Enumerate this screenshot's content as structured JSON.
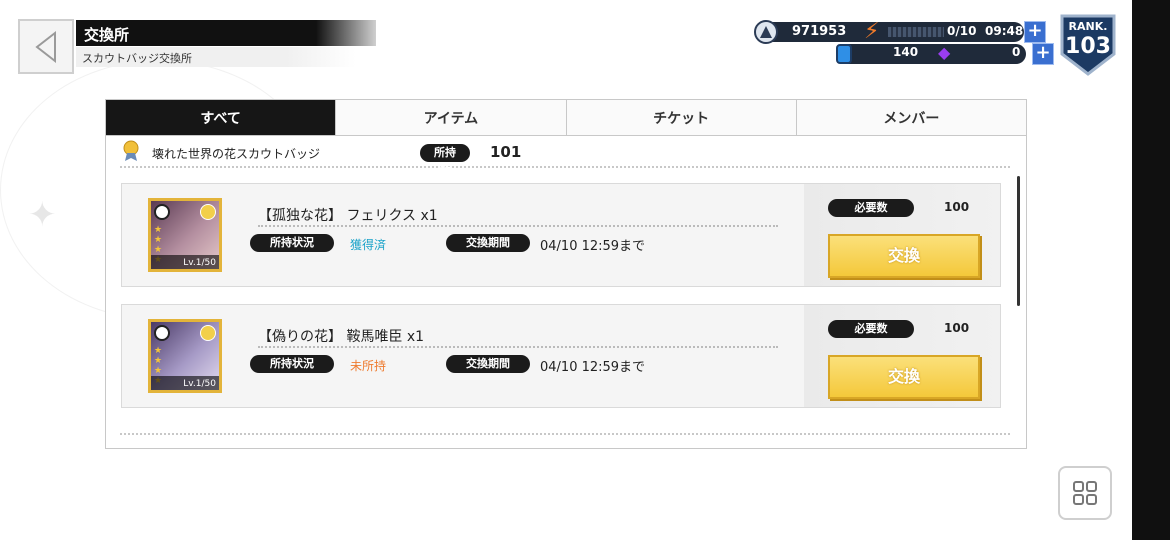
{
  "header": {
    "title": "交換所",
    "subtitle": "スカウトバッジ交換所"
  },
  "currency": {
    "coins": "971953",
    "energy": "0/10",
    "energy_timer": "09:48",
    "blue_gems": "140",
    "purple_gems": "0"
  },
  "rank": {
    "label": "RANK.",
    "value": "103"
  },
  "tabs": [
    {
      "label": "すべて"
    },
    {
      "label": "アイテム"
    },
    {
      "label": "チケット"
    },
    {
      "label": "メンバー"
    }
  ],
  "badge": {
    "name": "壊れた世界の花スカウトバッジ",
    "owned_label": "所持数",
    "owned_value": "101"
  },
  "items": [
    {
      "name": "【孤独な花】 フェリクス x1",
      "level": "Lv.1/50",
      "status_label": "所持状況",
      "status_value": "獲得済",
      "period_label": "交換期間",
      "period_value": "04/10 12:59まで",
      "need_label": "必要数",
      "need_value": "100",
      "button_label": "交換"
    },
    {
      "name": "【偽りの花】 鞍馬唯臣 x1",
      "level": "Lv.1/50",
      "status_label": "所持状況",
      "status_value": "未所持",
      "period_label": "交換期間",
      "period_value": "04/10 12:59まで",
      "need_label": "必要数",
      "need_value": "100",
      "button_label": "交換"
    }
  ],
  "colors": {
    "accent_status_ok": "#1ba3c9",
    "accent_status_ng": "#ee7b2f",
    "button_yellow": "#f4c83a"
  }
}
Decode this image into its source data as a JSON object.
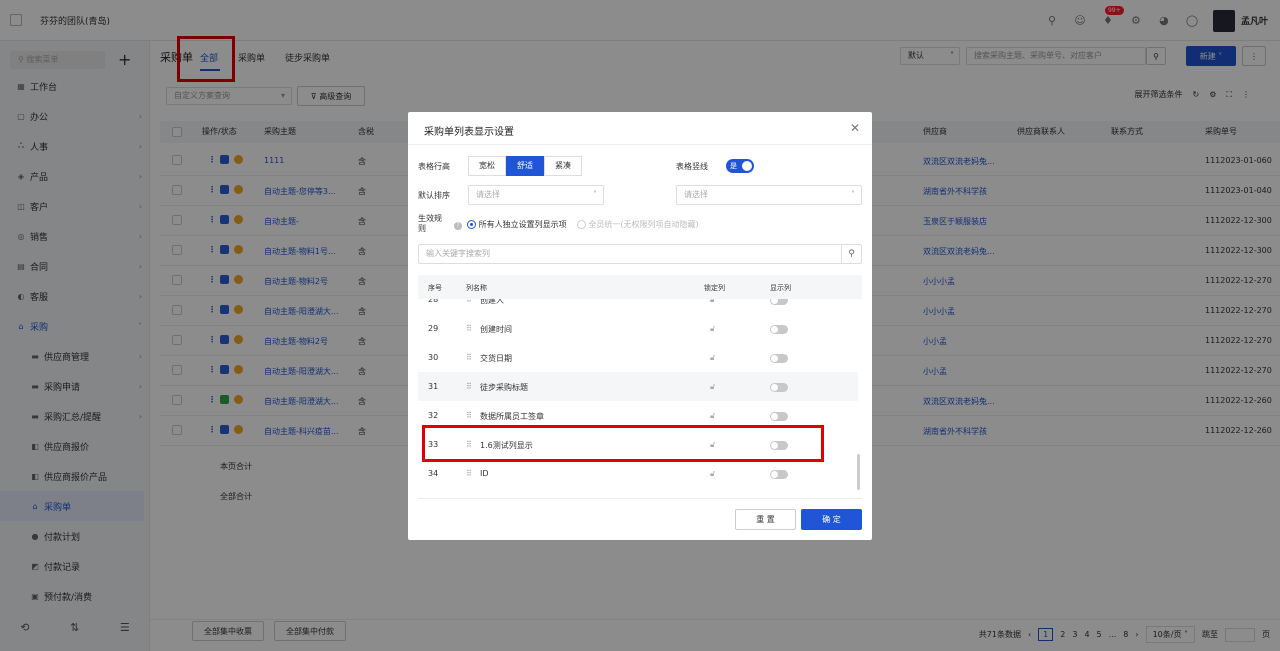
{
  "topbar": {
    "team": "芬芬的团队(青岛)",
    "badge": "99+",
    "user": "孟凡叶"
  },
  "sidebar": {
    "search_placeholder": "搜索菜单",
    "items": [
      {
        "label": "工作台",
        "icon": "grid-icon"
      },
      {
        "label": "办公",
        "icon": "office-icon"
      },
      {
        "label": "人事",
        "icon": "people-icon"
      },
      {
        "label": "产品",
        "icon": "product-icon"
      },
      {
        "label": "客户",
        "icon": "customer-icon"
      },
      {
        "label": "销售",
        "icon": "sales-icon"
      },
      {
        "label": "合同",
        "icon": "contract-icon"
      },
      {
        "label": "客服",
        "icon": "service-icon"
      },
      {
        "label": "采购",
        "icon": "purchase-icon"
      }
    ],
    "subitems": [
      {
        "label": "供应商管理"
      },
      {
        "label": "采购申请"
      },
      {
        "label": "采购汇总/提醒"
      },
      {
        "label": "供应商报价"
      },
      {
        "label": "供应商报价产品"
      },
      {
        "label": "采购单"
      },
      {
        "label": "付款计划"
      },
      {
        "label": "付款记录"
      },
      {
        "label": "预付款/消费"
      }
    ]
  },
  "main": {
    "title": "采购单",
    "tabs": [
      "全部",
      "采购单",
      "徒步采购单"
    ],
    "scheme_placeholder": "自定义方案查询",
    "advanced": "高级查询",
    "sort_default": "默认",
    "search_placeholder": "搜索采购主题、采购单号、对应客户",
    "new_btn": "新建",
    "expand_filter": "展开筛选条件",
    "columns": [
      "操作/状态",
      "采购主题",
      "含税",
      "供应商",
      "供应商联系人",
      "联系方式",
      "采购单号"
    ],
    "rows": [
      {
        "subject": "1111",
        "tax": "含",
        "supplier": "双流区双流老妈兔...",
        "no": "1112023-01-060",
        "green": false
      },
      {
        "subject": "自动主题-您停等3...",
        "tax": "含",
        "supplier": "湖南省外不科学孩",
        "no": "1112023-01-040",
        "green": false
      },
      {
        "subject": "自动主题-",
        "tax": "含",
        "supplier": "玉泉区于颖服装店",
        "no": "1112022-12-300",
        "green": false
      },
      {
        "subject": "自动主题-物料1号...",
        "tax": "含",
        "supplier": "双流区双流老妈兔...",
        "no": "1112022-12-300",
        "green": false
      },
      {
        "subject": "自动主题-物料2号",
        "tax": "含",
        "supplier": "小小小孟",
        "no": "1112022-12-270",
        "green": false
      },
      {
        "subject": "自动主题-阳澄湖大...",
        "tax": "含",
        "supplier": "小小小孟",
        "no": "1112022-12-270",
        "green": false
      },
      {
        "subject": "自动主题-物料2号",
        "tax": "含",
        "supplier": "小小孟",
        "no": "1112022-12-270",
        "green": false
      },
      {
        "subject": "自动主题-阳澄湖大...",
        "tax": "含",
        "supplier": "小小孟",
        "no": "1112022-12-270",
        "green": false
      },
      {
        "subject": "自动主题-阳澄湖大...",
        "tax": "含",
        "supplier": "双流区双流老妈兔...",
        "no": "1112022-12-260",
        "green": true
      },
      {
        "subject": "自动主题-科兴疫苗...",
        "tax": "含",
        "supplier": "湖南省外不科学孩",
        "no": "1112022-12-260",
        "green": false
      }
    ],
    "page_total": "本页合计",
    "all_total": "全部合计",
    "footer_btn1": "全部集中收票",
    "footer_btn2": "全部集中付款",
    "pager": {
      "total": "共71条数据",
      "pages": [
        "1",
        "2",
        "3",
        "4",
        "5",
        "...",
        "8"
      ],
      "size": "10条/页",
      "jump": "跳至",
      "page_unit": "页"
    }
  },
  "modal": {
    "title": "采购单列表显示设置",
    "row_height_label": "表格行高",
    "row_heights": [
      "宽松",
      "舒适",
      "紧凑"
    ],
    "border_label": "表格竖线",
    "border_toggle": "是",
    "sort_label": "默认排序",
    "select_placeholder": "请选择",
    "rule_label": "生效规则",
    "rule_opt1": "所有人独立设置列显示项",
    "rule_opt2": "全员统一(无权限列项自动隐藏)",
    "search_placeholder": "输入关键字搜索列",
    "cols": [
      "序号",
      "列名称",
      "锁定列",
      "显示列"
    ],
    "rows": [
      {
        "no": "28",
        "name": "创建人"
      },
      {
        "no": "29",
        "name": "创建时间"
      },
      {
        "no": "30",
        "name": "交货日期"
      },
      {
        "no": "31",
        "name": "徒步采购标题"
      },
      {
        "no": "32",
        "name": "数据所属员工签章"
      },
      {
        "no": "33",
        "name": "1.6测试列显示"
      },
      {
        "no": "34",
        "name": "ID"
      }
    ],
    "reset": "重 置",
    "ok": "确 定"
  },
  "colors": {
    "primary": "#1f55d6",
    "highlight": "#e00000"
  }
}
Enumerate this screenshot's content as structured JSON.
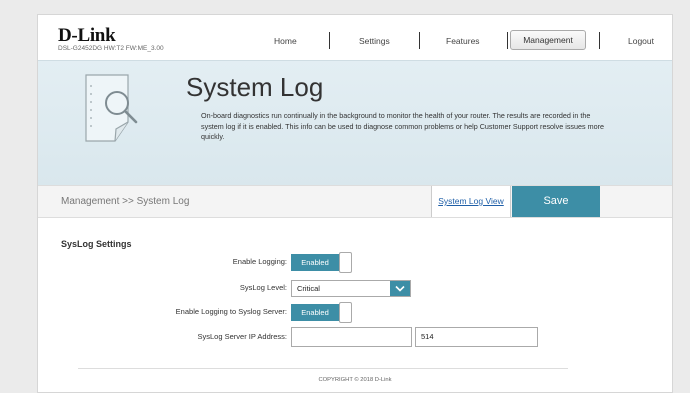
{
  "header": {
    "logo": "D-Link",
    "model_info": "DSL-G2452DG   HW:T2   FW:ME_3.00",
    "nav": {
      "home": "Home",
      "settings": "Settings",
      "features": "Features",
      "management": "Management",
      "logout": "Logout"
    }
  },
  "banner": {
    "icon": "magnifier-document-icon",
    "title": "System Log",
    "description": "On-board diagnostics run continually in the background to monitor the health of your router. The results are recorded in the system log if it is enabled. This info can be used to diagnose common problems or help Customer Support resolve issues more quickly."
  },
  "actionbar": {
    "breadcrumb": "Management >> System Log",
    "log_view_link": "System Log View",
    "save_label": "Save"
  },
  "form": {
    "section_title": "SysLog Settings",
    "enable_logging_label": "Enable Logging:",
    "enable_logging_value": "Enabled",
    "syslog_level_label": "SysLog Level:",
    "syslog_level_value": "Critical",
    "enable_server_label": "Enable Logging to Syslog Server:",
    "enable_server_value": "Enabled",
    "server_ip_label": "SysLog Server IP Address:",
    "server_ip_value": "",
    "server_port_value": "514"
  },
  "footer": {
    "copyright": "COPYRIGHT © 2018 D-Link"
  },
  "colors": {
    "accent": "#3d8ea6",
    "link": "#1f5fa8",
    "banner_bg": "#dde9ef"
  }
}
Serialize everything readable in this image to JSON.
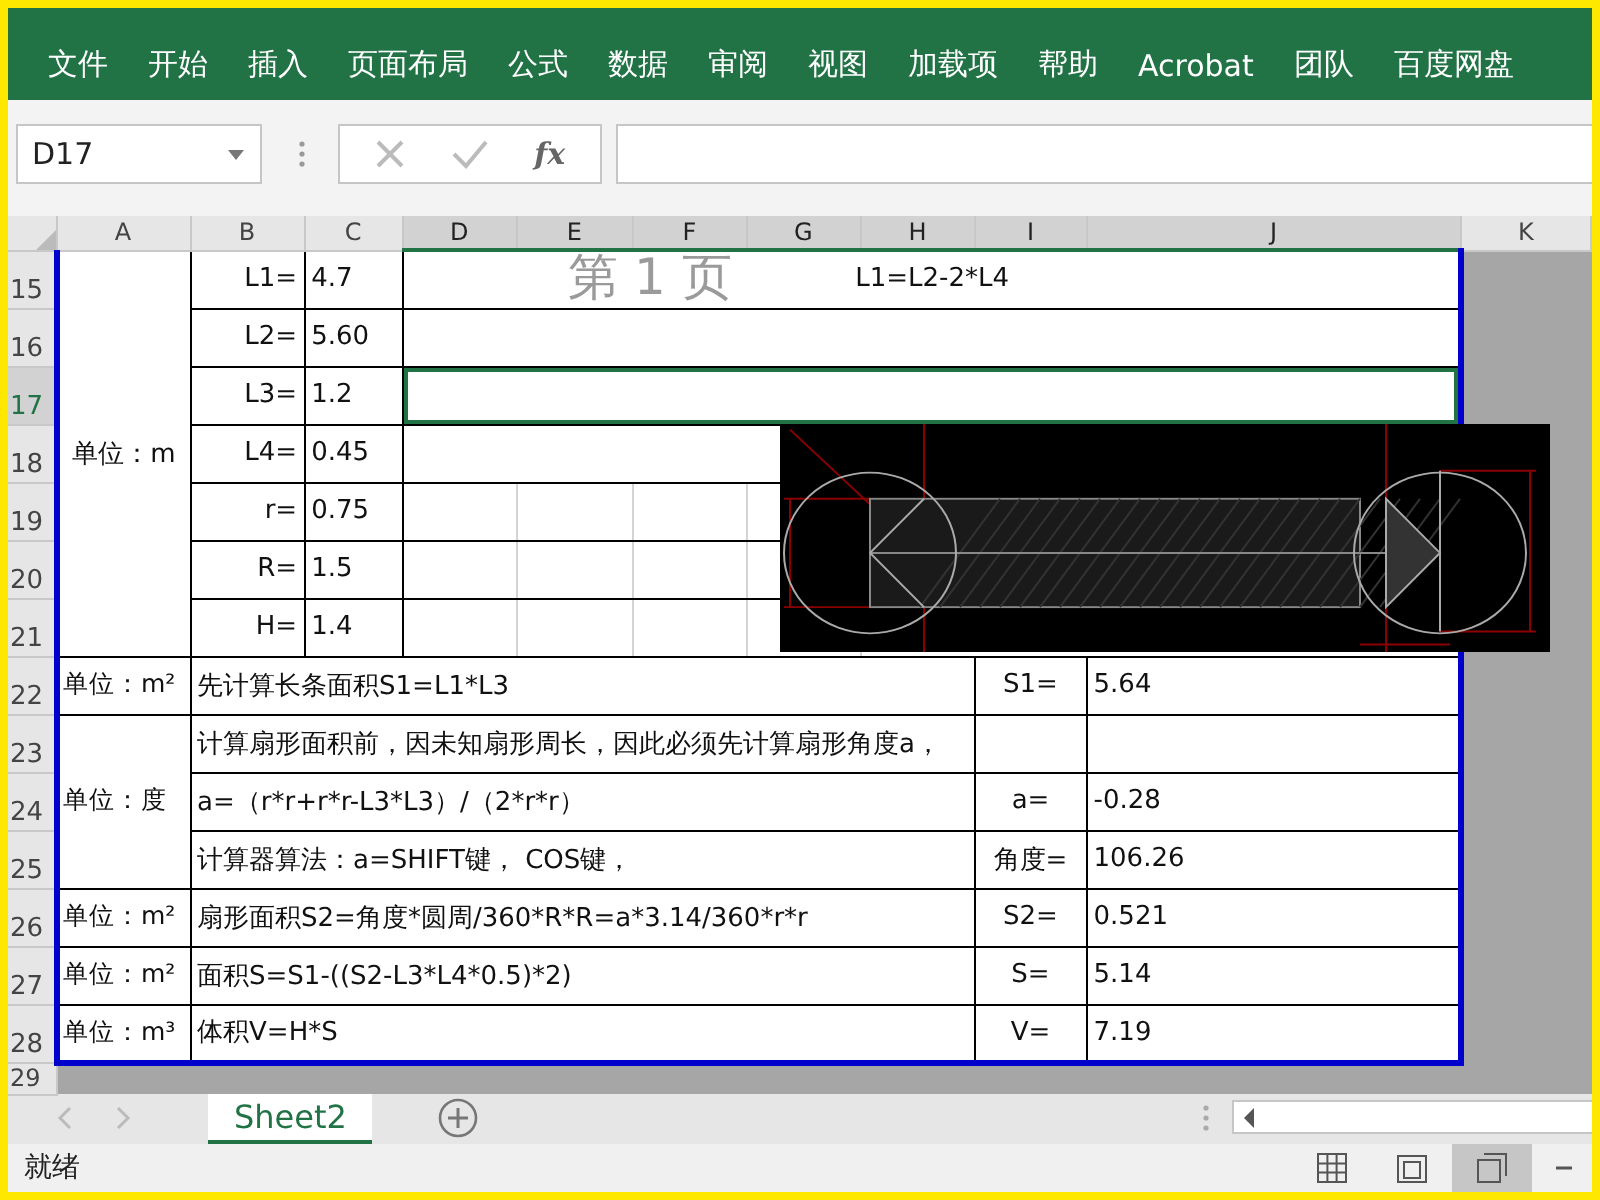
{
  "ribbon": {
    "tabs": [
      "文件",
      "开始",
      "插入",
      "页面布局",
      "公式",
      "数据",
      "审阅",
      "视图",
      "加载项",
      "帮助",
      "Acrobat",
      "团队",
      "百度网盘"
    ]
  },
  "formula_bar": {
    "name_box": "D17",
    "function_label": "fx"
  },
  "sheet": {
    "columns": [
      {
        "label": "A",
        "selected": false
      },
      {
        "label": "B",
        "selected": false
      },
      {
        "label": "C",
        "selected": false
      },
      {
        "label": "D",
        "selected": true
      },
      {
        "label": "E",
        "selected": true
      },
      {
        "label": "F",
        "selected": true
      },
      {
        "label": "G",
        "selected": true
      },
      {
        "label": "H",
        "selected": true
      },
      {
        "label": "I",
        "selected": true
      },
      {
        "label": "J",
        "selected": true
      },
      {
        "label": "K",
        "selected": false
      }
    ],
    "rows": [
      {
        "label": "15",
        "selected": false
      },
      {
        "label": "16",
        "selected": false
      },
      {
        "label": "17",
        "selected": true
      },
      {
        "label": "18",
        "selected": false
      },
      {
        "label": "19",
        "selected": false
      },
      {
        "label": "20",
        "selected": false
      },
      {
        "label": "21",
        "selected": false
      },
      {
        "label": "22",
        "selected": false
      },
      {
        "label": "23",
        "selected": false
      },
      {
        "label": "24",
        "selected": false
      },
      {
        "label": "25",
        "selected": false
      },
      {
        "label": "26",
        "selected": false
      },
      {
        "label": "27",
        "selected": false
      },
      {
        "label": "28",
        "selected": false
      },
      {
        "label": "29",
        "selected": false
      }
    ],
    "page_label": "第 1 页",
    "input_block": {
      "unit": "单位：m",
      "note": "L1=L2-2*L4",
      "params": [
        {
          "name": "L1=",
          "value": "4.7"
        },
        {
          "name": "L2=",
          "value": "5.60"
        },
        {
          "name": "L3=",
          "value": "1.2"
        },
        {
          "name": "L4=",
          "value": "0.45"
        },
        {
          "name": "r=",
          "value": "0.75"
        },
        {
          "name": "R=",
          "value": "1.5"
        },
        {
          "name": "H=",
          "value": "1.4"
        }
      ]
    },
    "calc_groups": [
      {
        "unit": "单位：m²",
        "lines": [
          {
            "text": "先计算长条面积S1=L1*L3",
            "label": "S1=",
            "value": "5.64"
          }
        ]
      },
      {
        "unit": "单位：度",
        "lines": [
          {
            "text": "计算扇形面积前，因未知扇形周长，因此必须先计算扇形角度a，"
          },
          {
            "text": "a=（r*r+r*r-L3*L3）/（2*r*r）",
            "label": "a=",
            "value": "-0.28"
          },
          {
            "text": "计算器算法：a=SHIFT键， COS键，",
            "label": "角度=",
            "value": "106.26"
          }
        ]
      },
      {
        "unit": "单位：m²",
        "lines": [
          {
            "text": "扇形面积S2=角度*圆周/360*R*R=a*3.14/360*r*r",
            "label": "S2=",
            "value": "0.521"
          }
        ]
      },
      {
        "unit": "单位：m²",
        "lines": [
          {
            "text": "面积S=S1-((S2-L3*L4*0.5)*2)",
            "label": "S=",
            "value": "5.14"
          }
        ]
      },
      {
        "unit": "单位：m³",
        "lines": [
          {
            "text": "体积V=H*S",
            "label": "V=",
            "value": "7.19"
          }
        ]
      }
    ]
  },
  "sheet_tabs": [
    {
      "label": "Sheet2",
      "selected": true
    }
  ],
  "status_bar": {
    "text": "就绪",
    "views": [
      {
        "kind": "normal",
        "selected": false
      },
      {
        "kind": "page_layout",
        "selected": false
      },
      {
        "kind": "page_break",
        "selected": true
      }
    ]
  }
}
= = = = =
From the records above, report the count of lines containing "image" and nothing more.

• COMPLETE RESPONSE: 2